Extracts from a graphics dataset:

• • •

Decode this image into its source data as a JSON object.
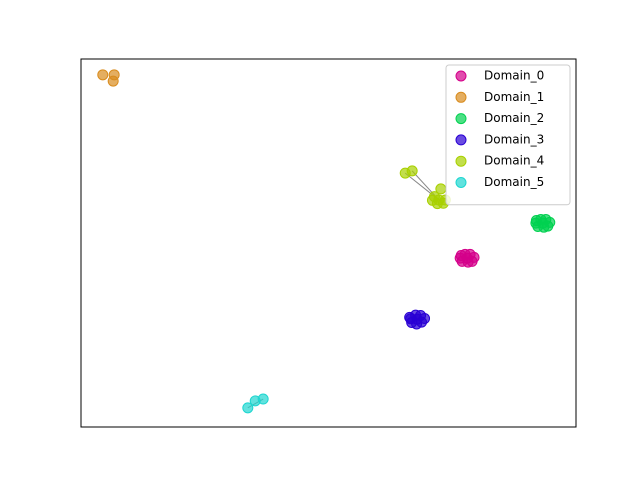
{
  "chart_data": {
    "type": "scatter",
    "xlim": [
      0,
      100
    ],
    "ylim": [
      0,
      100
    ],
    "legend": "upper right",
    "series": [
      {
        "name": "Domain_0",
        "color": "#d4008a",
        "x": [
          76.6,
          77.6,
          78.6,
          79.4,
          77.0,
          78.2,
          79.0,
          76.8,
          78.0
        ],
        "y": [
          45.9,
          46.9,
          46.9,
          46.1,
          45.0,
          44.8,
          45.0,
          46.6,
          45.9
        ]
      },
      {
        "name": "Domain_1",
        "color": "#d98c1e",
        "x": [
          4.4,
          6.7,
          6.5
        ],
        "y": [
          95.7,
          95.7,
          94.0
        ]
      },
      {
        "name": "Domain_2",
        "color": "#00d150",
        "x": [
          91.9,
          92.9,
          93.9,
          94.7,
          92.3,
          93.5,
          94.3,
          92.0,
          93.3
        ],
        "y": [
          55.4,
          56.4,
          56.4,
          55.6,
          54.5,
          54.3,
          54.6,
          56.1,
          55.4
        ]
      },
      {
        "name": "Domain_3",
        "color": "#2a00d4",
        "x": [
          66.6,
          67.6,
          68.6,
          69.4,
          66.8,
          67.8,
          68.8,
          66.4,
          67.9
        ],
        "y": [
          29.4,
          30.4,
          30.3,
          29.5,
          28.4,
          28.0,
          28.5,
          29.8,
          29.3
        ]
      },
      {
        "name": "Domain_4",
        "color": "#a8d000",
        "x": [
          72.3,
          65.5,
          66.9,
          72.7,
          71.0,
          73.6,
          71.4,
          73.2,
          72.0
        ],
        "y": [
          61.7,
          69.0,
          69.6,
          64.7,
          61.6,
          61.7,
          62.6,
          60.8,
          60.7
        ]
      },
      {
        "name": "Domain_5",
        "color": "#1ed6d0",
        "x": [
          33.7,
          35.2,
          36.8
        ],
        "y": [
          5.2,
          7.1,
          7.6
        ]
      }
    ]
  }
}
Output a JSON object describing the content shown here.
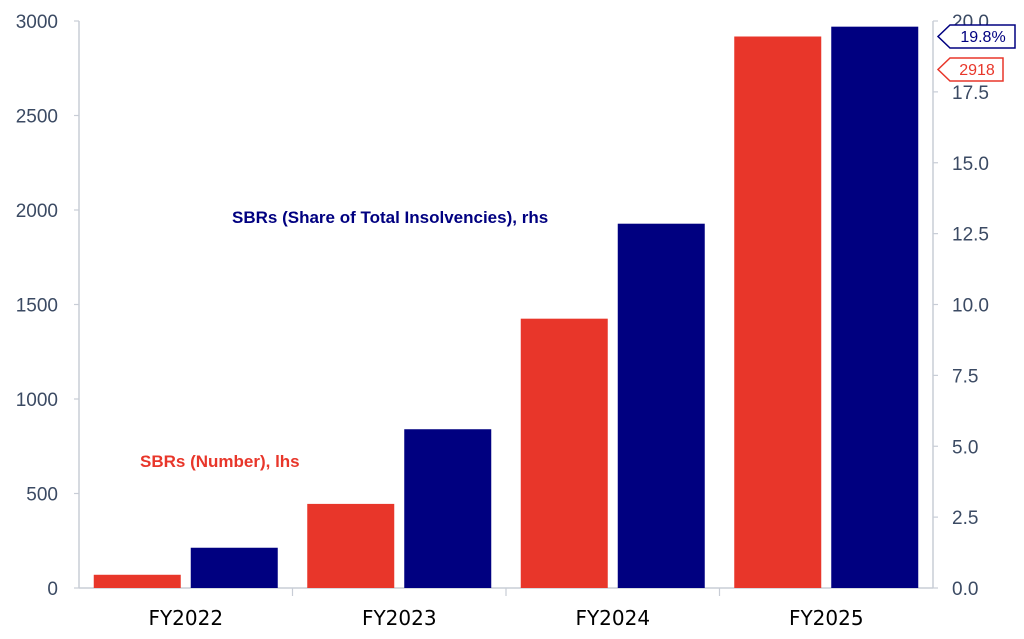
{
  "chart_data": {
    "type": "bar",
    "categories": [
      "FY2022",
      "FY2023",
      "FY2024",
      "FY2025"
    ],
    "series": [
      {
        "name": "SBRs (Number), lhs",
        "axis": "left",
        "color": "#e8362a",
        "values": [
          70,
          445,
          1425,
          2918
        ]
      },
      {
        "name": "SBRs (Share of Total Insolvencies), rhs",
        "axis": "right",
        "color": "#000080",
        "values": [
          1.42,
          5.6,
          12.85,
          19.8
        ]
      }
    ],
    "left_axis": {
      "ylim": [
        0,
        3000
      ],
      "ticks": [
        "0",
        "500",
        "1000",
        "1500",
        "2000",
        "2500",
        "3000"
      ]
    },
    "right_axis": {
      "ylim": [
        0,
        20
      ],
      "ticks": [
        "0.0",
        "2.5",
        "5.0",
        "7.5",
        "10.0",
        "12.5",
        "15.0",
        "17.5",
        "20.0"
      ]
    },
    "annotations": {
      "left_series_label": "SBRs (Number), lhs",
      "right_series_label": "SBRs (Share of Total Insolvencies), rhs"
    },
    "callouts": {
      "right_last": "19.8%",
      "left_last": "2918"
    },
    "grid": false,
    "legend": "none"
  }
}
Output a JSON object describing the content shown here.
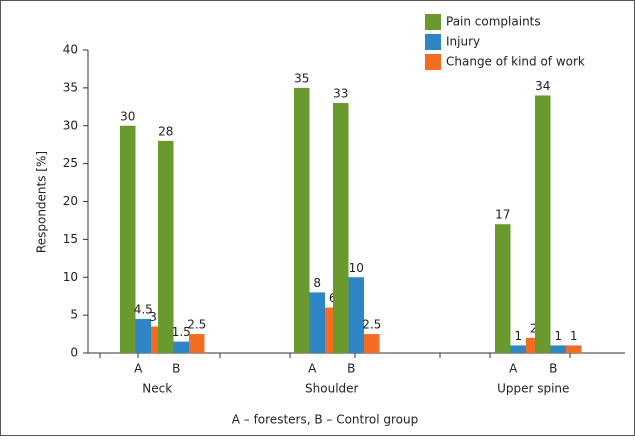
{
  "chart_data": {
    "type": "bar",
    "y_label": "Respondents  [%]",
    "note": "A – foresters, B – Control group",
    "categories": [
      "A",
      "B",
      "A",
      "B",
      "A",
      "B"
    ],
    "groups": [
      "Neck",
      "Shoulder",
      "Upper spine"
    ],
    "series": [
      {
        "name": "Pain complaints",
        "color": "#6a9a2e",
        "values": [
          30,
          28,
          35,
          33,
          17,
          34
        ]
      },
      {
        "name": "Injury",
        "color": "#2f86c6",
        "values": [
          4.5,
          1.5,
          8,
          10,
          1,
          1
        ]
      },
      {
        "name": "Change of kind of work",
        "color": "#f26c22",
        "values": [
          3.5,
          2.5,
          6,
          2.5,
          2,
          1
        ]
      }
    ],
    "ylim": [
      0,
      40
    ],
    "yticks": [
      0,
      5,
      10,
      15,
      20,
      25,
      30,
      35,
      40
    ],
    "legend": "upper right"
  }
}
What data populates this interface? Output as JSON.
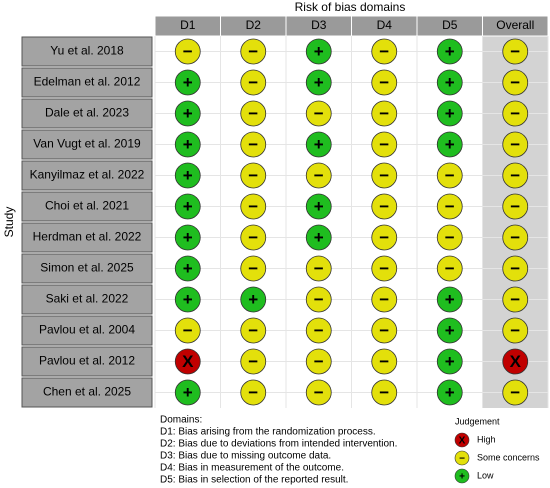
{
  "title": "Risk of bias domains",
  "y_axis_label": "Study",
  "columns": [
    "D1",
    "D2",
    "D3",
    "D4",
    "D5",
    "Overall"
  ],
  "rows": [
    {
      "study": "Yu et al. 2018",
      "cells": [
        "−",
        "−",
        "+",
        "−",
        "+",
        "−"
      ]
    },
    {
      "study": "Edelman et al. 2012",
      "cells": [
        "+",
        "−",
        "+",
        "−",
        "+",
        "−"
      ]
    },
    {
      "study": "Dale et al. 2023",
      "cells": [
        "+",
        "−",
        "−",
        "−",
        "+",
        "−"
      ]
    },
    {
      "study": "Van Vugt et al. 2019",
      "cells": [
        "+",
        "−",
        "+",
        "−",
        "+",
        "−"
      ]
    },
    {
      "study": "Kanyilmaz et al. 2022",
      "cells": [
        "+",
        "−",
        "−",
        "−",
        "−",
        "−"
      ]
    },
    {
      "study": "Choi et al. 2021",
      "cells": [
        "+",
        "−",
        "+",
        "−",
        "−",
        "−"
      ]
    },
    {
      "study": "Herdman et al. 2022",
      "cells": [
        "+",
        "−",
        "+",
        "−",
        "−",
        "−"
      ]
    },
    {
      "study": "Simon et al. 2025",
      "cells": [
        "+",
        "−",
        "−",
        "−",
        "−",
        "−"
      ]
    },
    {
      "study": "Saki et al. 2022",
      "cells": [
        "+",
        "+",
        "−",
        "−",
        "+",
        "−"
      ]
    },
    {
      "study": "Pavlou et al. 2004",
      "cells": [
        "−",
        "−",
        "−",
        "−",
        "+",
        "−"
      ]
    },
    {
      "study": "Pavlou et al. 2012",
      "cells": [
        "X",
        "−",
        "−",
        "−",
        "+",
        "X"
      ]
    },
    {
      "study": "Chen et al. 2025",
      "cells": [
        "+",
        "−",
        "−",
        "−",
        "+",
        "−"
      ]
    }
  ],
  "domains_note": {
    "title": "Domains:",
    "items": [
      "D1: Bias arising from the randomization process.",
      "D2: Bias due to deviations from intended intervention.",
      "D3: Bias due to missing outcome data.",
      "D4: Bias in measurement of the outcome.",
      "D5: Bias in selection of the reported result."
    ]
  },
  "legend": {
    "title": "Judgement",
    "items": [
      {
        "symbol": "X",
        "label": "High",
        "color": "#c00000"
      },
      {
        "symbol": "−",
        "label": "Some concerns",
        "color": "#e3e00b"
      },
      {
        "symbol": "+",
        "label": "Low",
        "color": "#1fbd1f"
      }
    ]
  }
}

• • •

(YOUR OBJECTIVE) Leaving out the pictures, repeat the data above exactly.

(EXERCISE RESPONSE)
Decode this image into its source data as a JSON object.
{
  "chart_data": {
    "type": "scatter",
    "xlim": [
      0,
      100
    ],
    "ylim": [
      0,
      100
    ],
    "legend": "upper right",
    "series": [
      {
        "name": "Domain_0",
        "color": "#d4008a",
        "x": [
          76.6,
          77.6,
          78.6,
          79.4,
          77.0,
          78.2,
          79.0,
          76.8,
          78.0
        ],
        "y": [
          45.9,
          46.9,
          46.9,
          46.1,
          45.0,
          44.8,
          45.0,
          46.6,
          45.9
        ]
      },
      {
        "name": "Domain_1",
        "color": "#d98c1e",
        "x": [
          4.4,
          6.7,
          6.5
        ],
        "y": [
          95.7,
          95.7,
          94.0
        ]
      },
      {
        "name": "Domain_2",
        "color": "#00d150",
        "x": [
          91.9,
          92.9,
          93.9,
          94.7,
          92.3,
          93.5,
          94.3,
          92.0,
          93.3
        ],
        "y": [
          55.4,
          56.4,
          56.4,
          55.6,
          54.5,
          54.3,
          54.6,
          56.1,
          55.4
        ]
      },
      {
        "name": "Domain_3",
        "color": "#2a00d4",
        "x": [
          66.6,
          67.6,
          68.6,
          69.4,
          66.8,
          67.8,
          68.8,
          66.4,
          67.9
        ],
        "y": [
          29.4,
          30.4,
          30.3,
          29.5,
          28.4,
          28.0,
          28.5,
          29.8,
          29.3
        ]
      },
      {
        "name": "Domain_4",
        "color": "#a8d000",
        "x": [
          72.3,
          65.5,
          66.9,
          72.7,
          71.0,
          73.6,
          71.4,
          73.2,
          72.0
        ],
        "y": [
          61.7,
          69.0,
          69.6,
          64.7,
          61.6,
          61.7,
          62.6,
          60.8,
          60.7
        ]
      },
      {
        "name": "Domain_5",
        "color": "#1ed6d0",
        "x": [
          33.7,
          35.2,
          36.8
        ],
        "y": [
          5.2,
          7.1,
          7.6
        ]
      }
    ]
  }
}
Output a JSON object describing the content shown here.
{
  "chart_data": {
    "type": "bar",
    "categories": [
      "FY2022",
      "FY2023",
      "FY2024",
      "FY2025"
    ],
    "series": [
      {
        "name": "SBRs (Number), lhs",
        "axis": "left",
        "color": "#e8362a",
        "values": [
          70,
          445,
          1425,
          2918
        ]
      },
      {
        "name": "SBRs (Share of Total Insolvencies), rhs",
        "axis": "right",
        "color": "#000080",
        "values": [
          1.42,
          5.6,
          12.85,
          19.8
        ]
      }
    ],
    "left_axis": {
      "ylim": [
        0,
        3000
      ],
      "ticks": [
        "0",
        "500",
        "1000",
        "1500",
        "2000",
        "2500",
        "3000"
      ]
    },
    "right_axis": {
      "ylim": [
        0,
        20
      ],
      "ticks": [
        "0.0",
        "2.5",
        "5.0",
        "7.5",
        "10.0",
        "12.5",
        "15.0",
        "17.5",
        "20.0"
      ]
    },
    "annotations": {
      "left_series_label": "SBRs (Number), lhs",
      "right_series_label": "SBRs (Share of Total Insolvencies), rhs"
    },
    "callouts": {
      "right_last": "19.8%",
      "left_last": "2918"
    },
    "grid": false,
    "legend": "none"
  }
}
Output a JSON object describing the content shown here.
{
  "chart_data": {
    "type": "bar",
    "y_label": "Respondents  [%]",
    "note": "A – foresters, B – Control group",
    "categories": [
      "A",
      "B",
      "A",
      "B",
      "A",
      "B"
    ],
    "groups": [
      "Neck",
      "Shoulder",
      "Upper spine"
    ],
    "series": [
      {
        "name": "Pain complaints",
        "color": "#6a9a2e",
        "values": [
          30,
          28,
          35,
          33,
          17,
          34
        ]
      },
      {
        "name": "Injury",
        "color": "#2f86c6",
        "values": [
          4.5,
          1.5,
          8,
          10,
          1,
          1
        ]
      },
      {
        "name": "Change of kind of work",
        "color": "#f26c22",
        "values": [
          3.5,
          2.5,
          6,
          2.5,
          2,
          1
        ]
      }
    ],
    "ylim": [
      0,
      40
    ],
    "yticks": [
      0,
      5,
      10,
      15,
      20,
      25,
      30,
      35,
      40
    ],
    "legend": "upper right"
  }
}
What data populates this interface? Output as JSON.
{
  "title": "Risk of bias domains",
  "y_axis_label": "Study",
  "columns": [
    "D1",
    "D2",
    "D3",
    "D4",
    "D5",
    "Overall"
  ],
  "rows": [
    {
      "study": "Yu et al. 2018",
      "cells": [
        "−",
        "−",
        "+",
        "−",
        "+",
        "−"
      ]
    },
    {
      "study": "Edelman et al. 2012",
      "cells": [
        "+",
        "−",
        "+",
        "−",
        "+",
        "−"
      ]
    },
    {
      "study": "Dale et al. 2023",
      "cells": [
        "+",
        "−",
        "−",
        "−",
        "+",
        "−"
      ]
    },
    {
      "study": "Van Vugt et al. 2019",
      "cells": [
        "+",
        "−",
        "+",
        "−",
        "+",
        "−"
      ]
    },
    {
      "study": "Kanyilmaz et al. 2022",
      "cells": [
        "+",
        "−",
        "−",
        "−",
        "−",
        "−"
      ]
    },
    {
      "study": "Choi et al. 2021",
      "cells": [
        "+",
        "−",
        "+",
        "−",
        "−",
        "−"
      ]
    },
    {
      "study": "Herdman et al. 2022",
      "cells": [
        "+",
        "−",
        "+",
        "−",
        "−",
        "−"
      ]
    },
    {
      "study": "Simon et al. 2025",
      "cells": [
        "+",
        "−",
        "−",
        "−",
        "−",
        "−"
      ]
    },
    {
      "study": "Saki et al. 2022",
      "cells": [
        "+",
        "+",
        "−",
        "−",
        "+",
        "−"
      ]
    },
    {
      "study": "Pavlou et al. 2004",
      "cells": [
        "−",
        "−",
        "−",
        "−",
        "+",
        "−"
      ]
    },
    {
      "study": "Pavlou et al. 2012",
      "cells": [
        "X",
        "−",
        "−",
        "−",
        "+",
        "X"
      ]
    },
    {
      "study": "Chen et al. 2025",
      "cells": [
        "+",
        "−",
        "−",
        "−",
        "+",
        "−"
      ]
    }
  ],
  "domains_note": {
    "title": "Domains:",
    "items": [
      "D1: Bias arising from the randomization process.",
      "D2: Bias due to deviations from intended intervention.",
      "D3: Bias due to missing outcome data.",
      "D4: Bias in measurement of the outcome.",
      "D5: Bias in selection of the reported result."
    ]
  },
  "legend": {
    "title": "Judgement",
    "items": [
      {
        "symbol": "X",
        "label": "High",
        "color": "#c00000"
      },
      {
        "symbol": "−",
        "label": "Some concerns",
        "color": "#e3e00b"
      },
      {
        "symbol": "+",
        "label": "Low",
        "color": "#1fbd1f"
      }
    ]
  }
}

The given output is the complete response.